• _Stated task_
Reproduce all the material exactly, minus any pictures it holds.

─── The data ───

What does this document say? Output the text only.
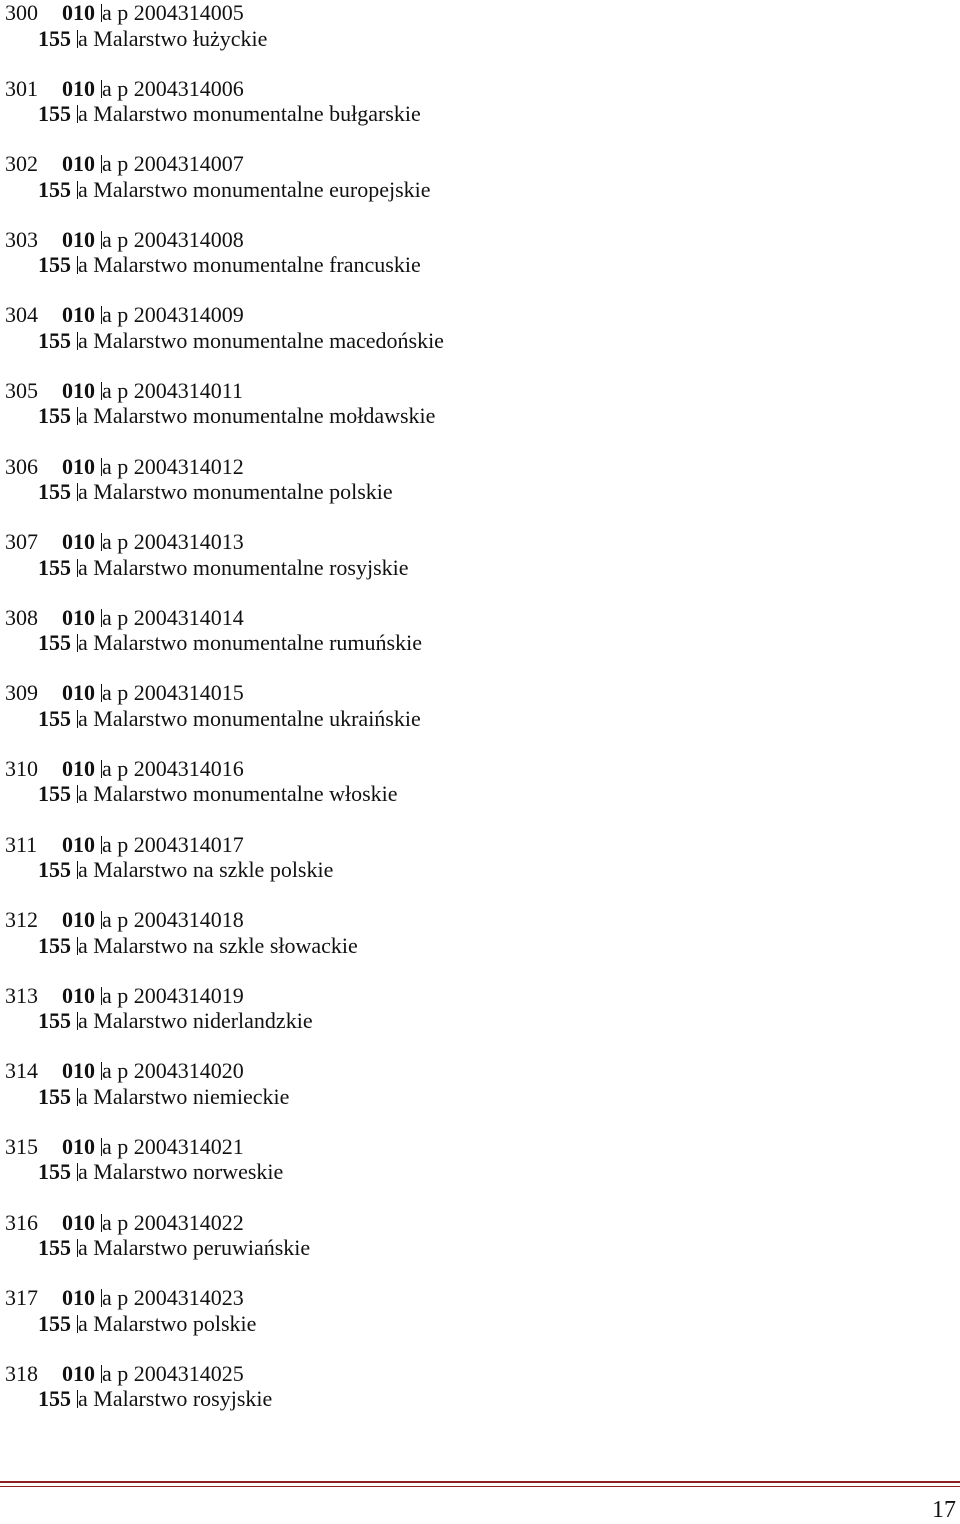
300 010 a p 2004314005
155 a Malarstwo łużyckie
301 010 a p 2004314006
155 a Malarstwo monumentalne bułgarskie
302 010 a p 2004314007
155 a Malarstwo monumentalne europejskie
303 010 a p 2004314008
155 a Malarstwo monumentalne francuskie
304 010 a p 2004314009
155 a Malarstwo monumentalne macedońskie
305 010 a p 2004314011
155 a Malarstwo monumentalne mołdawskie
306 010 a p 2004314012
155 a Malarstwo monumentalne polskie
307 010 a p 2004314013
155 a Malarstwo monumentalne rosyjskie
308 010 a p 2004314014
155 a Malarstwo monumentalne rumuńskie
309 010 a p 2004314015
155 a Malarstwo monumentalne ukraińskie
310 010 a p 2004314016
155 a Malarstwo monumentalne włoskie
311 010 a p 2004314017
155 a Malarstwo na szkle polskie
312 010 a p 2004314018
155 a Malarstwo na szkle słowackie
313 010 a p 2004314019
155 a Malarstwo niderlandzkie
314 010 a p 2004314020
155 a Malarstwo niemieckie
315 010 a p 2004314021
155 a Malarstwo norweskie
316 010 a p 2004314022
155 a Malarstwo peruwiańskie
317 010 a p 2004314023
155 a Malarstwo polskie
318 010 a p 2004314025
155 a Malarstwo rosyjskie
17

───

• _Solution for this problem_
What does this document say? Output the text only.
300 010 a p 2004314005
155 a Malarstwo łużyckie
301 010 a p 2004314006
155 a Malarstwo monumentalne bułgarskie
302 010 a p 2004314007
155 a Malarstwo monumentalne europejskie
303 010 a p 2004314008
155 a Malarstwo monumentalne francuskie
304 010 a p 2004314009
155 a Malarstwo monumentalne macedońskie
305 010 a p 2004314011
155 a Malarstwo monumentalne mołdawskie
306 010 a p 2004314012
155 a Malarstwo monumentalne polskie
307 010 a p 2004314013
155 a Malarstwo monumentalne rosyjskie
308 010 a p 2004314014
155 a Malarstwo monumentalne rumuńskie
309 010 a p 2004314015
155 a Malarstwo monumentalne ukraińskie
310 010 a p 2004314016
155 a Malarstwo monumentalne włoskie
311 010 a p 2004314017
155 a Malarstwo na szkle polskie
312 010 a p 2004314018
155 a Malarstwo na szkle słowackie
313 010 a p 2004314019
155 a Malarstwo niderlandzkie
314 010 a p 2004314020
155 a Malarstwo niemieckie
315 010 a p 2004314021
155 a Malarstwo norweskie
316 010 a p 2004314022
155 a Malarstwo peruwiańskie
317 010 a p 2004314023
155 a Malarstwo polskie
318 010 a p 2004314025
155 a Malarstwo rosyjskie
17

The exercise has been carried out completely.